**Texte du document**
---

Lettre aux députés par Eric Verdier, psychologue-psychotérapeute et président de l'association Coparentalité.

Publié le par Jean-Louis Malgoire

Remise en cause de la résidence alternée pour les enfants de moins de trois ans,
par Eric VERDIER,
psychologue-psychothérapeute.
 
Mesdames, Messieurs les Députés,
Il semble qu’aujourd’hui les opposants à la résidence alternée, à défaut de faire interdire son application (loi du 4 mars 2002), tentent de modifier la loi afin de rendre plus difficile pour le père la continuité de son rôle éducatif auprès des enfants en bas âge après la séparation parentale. Car, si des parents se séparent lorsque leur enfant est jeune et que la résidence alternée est refusée au père par le Juge, au motif que l’enfant est trop petit, alors il va s’écouler des mois avant de pouvoir renouveler une demande, mois durant lesquels l’enfant grandira sans la présence effective de son père. Pendant cette période, le lien affectif père–enfant aura eu le temps d’être définitivement rompu, avec des conséquences gravissimes sur le développement et l’équilibre de l’enfant - la perception du temps est très différente de la notre chez les tout-petits – et dont les situations d’aliénation forment l’épicentre. Même si les deux parents sont importants à tous les âges de l’enfant, c’est donc surtout pour les petits que leur présence conjointe est cruciale, et ceci les trois premières années de leur vie. En ce qui concerne les tribunaux français, ils accordent la résidence alternée pour des nourrissons à des âges très variés : 18 mois, TGI de Bobigny 4 novembre 1999 ; 14 mois, TGI de Paris le 23 mars 2001 ; 9 mois, TGI de Compiègne avril 2001 confirmé à 18 mois par la Cour d'Appel d'Amiens le 26 juin 2002.

---

**Matériel fourni**
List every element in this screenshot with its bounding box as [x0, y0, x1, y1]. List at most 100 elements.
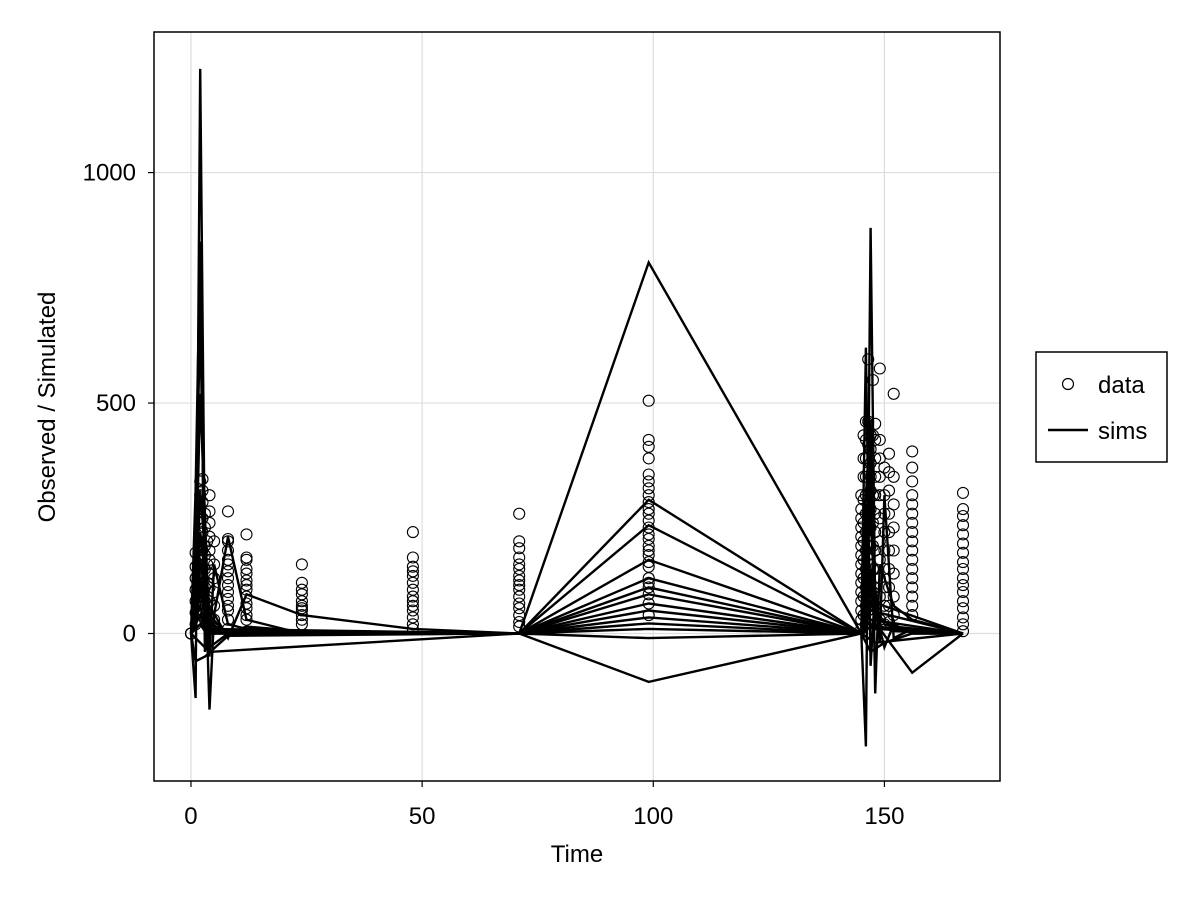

---

Traduisez en anglais cette phrase de la lettre aux députés : « Même si les deux parents sont importants à tous les âges de l’enfant, c’est donc surtout pour les petits que leur présence conjointe est cruciale, et ceci les trois premières années de leur vie. » Seule la lettre aux députés doit servir de source, et non le matériel.

Even if both parents matter at every age of the child, it is therefore above all for little ones that their joint presence is crucial, and this during the first three years of their lives.